**What to produce**
Gather all lines with "JSON" from the records.

# # #

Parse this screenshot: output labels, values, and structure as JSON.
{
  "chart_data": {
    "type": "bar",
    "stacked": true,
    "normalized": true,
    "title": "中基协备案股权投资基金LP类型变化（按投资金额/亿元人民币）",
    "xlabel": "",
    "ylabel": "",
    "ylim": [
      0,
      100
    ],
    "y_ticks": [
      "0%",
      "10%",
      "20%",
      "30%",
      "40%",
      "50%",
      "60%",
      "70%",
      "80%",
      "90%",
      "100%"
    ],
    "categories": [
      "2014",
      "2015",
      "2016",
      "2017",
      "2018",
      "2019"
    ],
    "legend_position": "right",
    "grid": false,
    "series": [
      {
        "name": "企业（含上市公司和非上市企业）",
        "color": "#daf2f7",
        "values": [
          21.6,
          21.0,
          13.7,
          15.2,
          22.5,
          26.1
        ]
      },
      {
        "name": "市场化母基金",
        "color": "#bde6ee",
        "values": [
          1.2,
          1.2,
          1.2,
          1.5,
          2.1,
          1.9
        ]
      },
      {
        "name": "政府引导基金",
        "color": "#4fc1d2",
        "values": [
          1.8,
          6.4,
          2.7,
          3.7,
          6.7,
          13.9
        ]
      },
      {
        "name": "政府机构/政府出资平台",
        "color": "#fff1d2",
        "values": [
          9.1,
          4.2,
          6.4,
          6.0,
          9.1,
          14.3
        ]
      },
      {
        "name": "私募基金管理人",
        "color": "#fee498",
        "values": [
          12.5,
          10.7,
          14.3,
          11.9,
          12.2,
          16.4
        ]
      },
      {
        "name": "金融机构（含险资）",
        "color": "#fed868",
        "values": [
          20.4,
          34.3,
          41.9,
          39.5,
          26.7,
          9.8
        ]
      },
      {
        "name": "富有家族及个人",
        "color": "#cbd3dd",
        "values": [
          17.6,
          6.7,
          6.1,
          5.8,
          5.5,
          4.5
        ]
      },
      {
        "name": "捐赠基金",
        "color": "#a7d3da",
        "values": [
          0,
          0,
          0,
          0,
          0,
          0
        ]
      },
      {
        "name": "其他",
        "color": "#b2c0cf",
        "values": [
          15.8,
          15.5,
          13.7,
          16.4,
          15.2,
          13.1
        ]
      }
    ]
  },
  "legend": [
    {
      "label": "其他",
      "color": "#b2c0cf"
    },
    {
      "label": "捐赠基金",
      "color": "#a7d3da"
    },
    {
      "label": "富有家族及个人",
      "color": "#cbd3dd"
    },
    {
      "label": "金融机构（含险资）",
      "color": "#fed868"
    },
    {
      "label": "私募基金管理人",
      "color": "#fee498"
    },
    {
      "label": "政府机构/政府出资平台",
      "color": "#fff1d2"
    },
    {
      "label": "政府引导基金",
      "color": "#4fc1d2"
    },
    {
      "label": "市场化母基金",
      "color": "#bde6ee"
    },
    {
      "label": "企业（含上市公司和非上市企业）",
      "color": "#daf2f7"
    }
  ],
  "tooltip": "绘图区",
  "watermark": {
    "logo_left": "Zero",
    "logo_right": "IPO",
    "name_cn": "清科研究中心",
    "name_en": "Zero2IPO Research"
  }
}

# # #

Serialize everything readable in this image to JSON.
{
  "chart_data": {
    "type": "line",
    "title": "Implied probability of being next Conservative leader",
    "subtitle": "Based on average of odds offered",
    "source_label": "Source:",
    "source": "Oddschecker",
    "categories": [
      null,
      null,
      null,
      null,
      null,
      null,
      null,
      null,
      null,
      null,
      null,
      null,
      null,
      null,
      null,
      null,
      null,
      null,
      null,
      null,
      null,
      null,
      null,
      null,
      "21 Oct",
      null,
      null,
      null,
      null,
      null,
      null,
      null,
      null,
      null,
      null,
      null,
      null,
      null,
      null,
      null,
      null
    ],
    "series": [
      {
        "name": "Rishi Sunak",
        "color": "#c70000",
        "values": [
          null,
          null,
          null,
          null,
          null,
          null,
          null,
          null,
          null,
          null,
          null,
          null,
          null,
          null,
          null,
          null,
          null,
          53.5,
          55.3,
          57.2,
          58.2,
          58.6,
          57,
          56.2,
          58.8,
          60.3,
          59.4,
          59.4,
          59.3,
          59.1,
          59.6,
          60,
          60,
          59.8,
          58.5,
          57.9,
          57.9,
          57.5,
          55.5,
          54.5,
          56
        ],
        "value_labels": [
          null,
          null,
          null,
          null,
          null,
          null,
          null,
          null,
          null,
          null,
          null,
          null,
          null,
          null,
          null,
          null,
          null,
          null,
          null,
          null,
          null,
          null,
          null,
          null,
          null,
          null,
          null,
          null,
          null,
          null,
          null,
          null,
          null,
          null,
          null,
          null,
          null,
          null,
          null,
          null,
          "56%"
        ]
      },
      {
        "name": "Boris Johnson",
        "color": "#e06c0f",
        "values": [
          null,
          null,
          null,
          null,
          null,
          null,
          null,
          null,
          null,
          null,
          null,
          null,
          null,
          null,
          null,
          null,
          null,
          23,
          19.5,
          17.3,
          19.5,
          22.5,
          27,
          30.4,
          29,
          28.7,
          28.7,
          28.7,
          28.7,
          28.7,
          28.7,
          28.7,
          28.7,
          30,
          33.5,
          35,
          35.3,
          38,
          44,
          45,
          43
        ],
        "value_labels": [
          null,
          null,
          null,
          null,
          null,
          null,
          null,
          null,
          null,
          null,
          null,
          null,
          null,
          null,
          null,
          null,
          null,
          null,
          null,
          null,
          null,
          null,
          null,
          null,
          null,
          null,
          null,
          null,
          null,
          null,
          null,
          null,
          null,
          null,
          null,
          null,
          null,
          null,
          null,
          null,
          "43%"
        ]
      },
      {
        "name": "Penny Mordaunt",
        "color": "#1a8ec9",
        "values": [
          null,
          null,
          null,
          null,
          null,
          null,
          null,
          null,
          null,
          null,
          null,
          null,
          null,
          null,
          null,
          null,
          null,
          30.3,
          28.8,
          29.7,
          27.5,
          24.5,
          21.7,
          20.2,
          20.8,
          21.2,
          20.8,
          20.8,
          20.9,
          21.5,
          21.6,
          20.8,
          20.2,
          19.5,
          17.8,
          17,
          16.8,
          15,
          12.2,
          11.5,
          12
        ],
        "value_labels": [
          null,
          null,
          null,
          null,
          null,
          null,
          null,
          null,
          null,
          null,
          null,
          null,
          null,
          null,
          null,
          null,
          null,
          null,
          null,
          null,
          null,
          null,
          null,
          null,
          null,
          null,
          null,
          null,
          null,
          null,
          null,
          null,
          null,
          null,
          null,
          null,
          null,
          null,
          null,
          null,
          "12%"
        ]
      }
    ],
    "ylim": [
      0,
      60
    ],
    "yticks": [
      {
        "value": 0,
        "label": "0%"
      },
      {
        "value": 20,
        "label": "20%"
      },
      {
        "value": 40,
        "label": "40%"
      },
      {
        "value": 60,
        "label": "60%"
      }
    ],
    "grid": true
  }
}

# # #

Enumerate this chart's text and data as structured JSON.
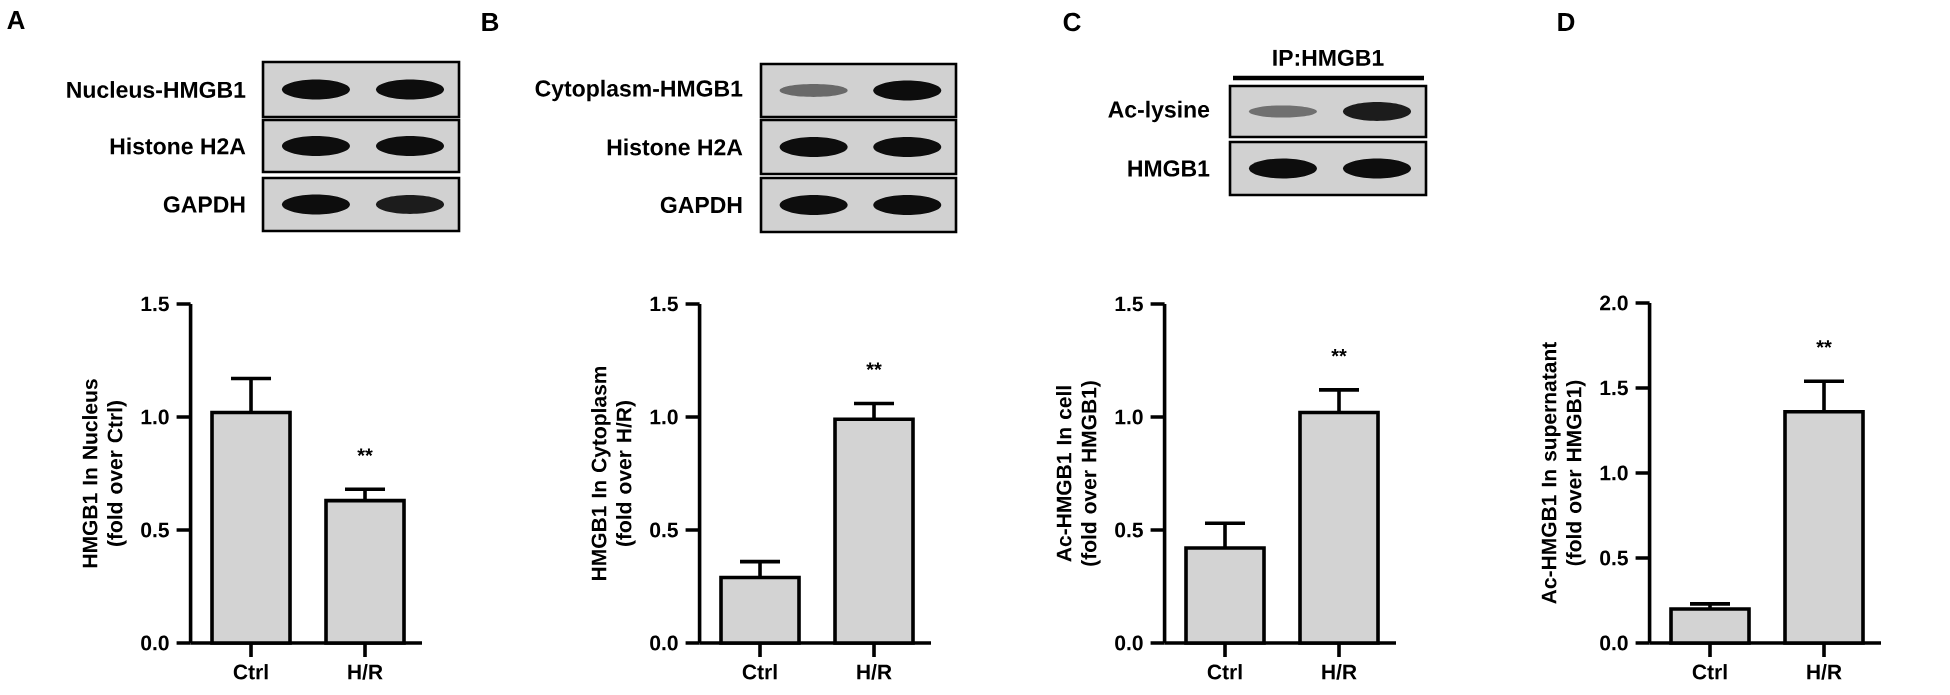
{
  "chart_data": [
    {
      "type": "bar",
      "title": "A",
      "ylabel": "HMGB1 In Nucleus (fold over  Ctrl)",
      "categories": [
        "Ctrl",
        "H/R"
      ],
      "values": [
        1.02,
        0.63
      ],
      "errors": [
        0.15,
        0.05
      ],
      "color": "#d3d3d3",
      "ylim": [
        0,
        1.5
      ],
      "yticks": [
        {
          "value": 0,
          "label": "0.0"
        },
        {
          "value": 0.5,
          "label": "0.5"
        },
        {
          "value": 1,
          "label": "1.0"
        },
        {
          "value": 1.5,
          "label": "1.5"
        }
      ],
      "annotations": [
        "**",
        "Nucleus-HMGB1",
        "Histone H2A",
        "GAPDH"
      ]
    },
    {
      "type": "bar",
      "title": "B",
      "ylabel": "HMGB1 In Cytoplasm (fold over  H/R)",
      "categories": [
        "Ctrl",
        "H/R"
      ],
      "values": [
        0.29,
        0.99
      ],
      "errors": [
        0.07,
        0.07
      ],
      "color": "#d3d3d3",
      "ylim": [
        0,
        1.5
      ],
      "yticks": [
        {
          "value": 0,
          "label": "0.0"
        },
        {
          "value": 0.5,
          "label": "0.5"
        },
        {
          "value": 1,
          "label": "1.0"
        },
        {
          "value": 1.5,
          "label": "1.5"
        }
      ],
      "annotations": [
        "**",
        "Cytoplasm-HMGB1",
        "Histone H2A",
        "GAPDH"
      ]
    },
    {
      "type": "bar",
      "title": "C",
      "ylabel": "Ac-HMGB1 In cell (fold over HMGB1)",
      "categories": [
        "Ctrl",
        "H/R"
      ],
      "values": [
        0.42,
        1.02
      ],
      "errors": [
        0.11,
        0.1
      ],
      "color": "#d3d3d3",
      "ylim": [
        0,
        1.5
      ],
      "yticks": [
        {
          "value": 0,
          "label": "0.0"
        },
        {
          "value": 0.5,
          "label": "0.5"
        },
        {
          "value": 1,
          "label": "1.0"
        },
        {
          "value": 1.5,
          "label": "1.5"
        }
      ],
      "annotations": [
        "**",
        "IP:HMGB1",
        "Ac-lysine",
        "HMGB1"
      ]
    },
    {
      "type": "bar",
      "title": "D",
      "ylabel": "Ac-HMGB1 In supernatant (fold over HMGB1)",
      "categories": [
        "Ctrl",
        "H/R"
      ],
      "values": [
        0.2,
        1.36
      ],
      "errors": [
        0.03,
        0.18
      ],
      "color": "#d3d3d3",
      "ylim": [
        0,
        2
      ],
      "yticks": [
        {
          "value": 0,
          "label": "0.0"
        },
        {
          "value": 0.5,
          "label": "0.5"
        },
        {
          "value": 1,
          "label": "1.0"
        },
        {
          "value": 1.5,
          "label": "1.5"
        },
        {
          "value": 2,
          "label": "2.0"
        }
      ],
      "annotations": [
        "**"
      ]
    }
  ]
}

# # #

**Result**
Parse this screenshot: output labels, values, and structure as JSON.
Serialize everything readable in this image to JSON.
Enumerate this chart's text and data as structured JSON.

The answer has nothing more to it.